TO BE DONE: Repeat every entry word for word, but leave the images out of your copy.

RECORDS FOR PROCESSING:
----

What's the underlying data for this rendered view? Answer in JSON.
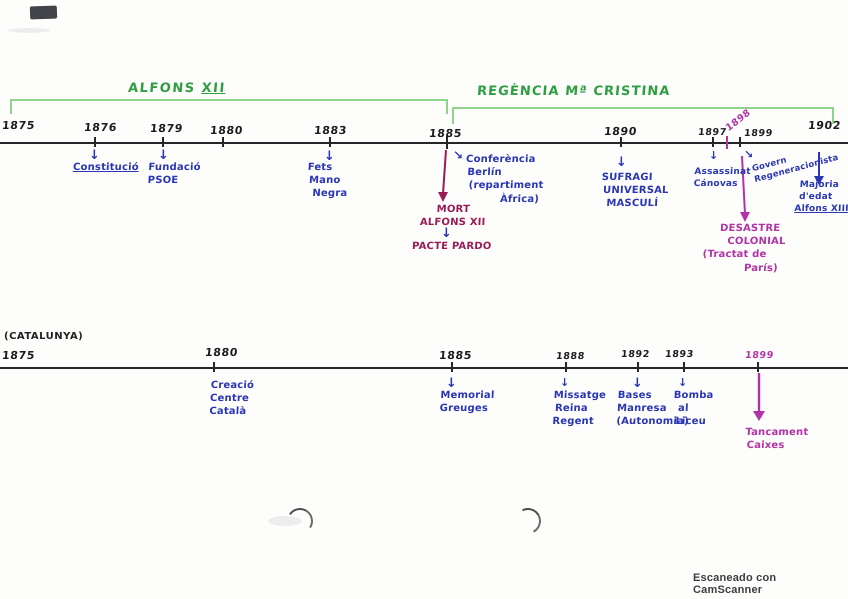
{
  "colors": {
    "bracket_green": "#8fd38f",
    "label_green": "#2f9e41",
    "ink_black": "#26262a",
    "annotation_blue": "#2a36b4",
    "crimson": "#9a1b55",
    "magenta": "#b233a6"
  },
  "scan": {
    "credit": "Escaneado con CamScanner"
  },
  "timeline1": {
    "periods": [
      {
        "name": "ALFONS",
        "numeral": "XII"
      },
      {
        "name": "REGÈNCIA Mª CRISTINA"
      }
    ],
    "years": [
      "1875",
      "1876",
      "1879",
      "1880",
      "1883",
      "1885",
      "1890",
      "1897",
      "1898",
      "1899",
      "1902"
    ],
    "events": {
      "constitucio": {
        "year": "1876",
        "lines": [
          "Constitució"
        ]
      },
      "fundacio": {
        "year": "1879",
        "lines": [
          "Fundació",
          "PSOE"
        ]
      },
      "fets": {
        "year": "1883",
        "lines": [
          "Fets",
          "Mano",
          "Negra"
        ]
      },
      "conferencia": {
        "year": "1885",
        "lines": [
          "Conferència",
          "Berlín",
          "(repartiment",
          "Àfrica)"
        ]
      },
      "mort": {
        "year": "1885",
        "lines": [
          "MORT",
          "ALFONS XII"
        ]
      },
      "pacte": {
        "year": "1885",
        "lines": [
          "PACTE PARDO"
        ]
      },
      "sufragi": {
        "year": "1890",
        "lines": [
          "SUFRAGI",
          "UNIVERSAL",
          "MASCULÍ"
        ]
      },
      "assassinat": {
        "year": "1897",
        "lines": [
          "Assassinat",
          "Cánovas"
        ]
      },
      "desastre": {
        "year": "1898",
        "lines": [
          "DESASTRE",
          "COLONIAL",
          "(Tractat de",
          "París)"
        ]
      },
      "govern": {
        "year": "1899",
        "lines": [
          "Govern",
          "Regeneracionista"
        ]
      },
      "majoria": {
        "year": "1902",
        "lines": [
          "Majoria",
          "d'edat",
          "Alfons XIII"
        ]
      }
    }
  },
  "timeline2": {
    "region": "(CATALUNYA)",
    "years": [
      "1875",
      "1880",
      "1885",
      "1888",
      "1892",
      "1893",
      "1899"
    ],
    "events": {
      "creacio": {
        "year": "1880",
        "lines": [
          "Creació",
          "Centre",
          "Català"
        ]
      },
      "memorial": {
        "year": "1885",
        "lines": [
          "Memorial",
          "Greuges"
        ]
      },
      "missatge": {
        "year": "1888",
        "lines": [
          "Missatge",
          "Reina",
          "Regent"
        ]
      },
      "bases": {
        "year": "1892",
        "lines": [
          "Bases",
          "Manresa",
          "(Autonomia)"
        ]
      },
      "bomba": {
        "year": "1893",
        "lines": [
          "Bomba",
          "al",
          "Liceu"
        ]
      },
      "tancament": {
        "year": "1899",
        "lines": [
          "Tancament",
          "Caixes"
        ]
      }
    }
  }
}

----

WRITTEN SOLUTION:
What's the underlying data for this rendered view? Answer in JSON.
{
  "colors": {
    "bracket_green": "#8fd38f",
    "label_green": "#2f9e41",
    "ink_black": "#26262a",
    "annotation_blue": "#2a36b4",
    "crimson": "#9a1b55",
    "magenta": "#b233a6"
  },
  "scan": {
    "credit": "Escaneado con CamScanner"
  },
  "timeline1": {
    "periods": [
      {
        "name": "ALFONS",
        "numeral": "XII"
      },
      {
        "name": "REGÈNCIA Mª CRISTINA"
      }
    ],
    "years": [
      "1875",
      "1876",
      "1879",
      "1880",
      "1883",
      "1885",
      "1890",
      "1897",
      "1898",
      "1899",
      "1902"
    ],
    "events": {
      "constitucio": {
        "year": "1876",
        "lines": [
          "Constitució"
        ]
      },
      "fundacio": {
        "year": "1879",
        "lines": [
          "Fundació",
          "PSOE"
        ]
      },
      "fets": {
        "year": "1883",
        "lines": [
          "Fets",
          "Mano",
          "Negra"
        ]
      },
      "conferencia": {
        "year": "1885",
        "lines": [
          "Conferència",
          "Berlín",
          "(repartiment",
          "Àfrica)"
        ]
      },
      "mort": {
        "year": "1885",
        "lines": [
          "MORT",
          "ALFONS XII"
        ]
      },
      "pacte": {
        "year": "1885",
        "lines": [
          "PACTE PARDO"
        ]
      },
      "sufragi": {
        "year": "1890",
        "lines": [
          "SUFRAGI",
          "UNIVERSAL",
          "MASCULÍ"
        ]
      },
      "assassinat": {
        "year": "1897",
        "lines": [
          "Assassinat",
          "Cánovas"
        ]
      },
      "desastre": {
        "year": "1898",
        "lines": [
          "DESASTRE",
          "COLONIAL",
          "(Tractat de",
          "París)"
        ]
      },
      "govern": {
        "year": "1899",
        "lines": [
          "Govern",
          "Regeneracionista"
        ]
      },
      "majoria": {
        "year": "1902",
        "lines": [
          "Majoria",
          "d'edat",
          "Alfons XIII"
        ]
      }
    }
  },
  "timeline2": {
    "region": "(CATALUNYA)",
    "years": [
      "1875",
      "1880",
      "1885",
      "1888",
      "1892",
      "1893",
      "1899"
    ],
    "events": {
      "creacio": {
        "year": "1880",
        "lines": [
          "Creació",
          "Centre",
          "Català"
        ]
      },
      "memorial": {
        "year": "1885",
        "lines": [
          "Memorial",
          "Greuges"
        ]
      },
      "missatge": {
        "year": "1888",
        "lines": [
          "Missatge",
          "Reina",
          "Regent"
        ]
      },
      "bases": {
        "year": "1892",
        "lines": [
          "Bases",
          "Manresa",
          "(Autonomia)"
        ]
      },
      "bomba": {
        "year": "1893",
        "lines": [
          "Bomba",
          "al",
          "Liceu"
        ]
      },
      "tancament": {
        "year": "1899",
        "lines": [
          "Tancament",
          "Caixes"
        ]
      }
    }
  }
}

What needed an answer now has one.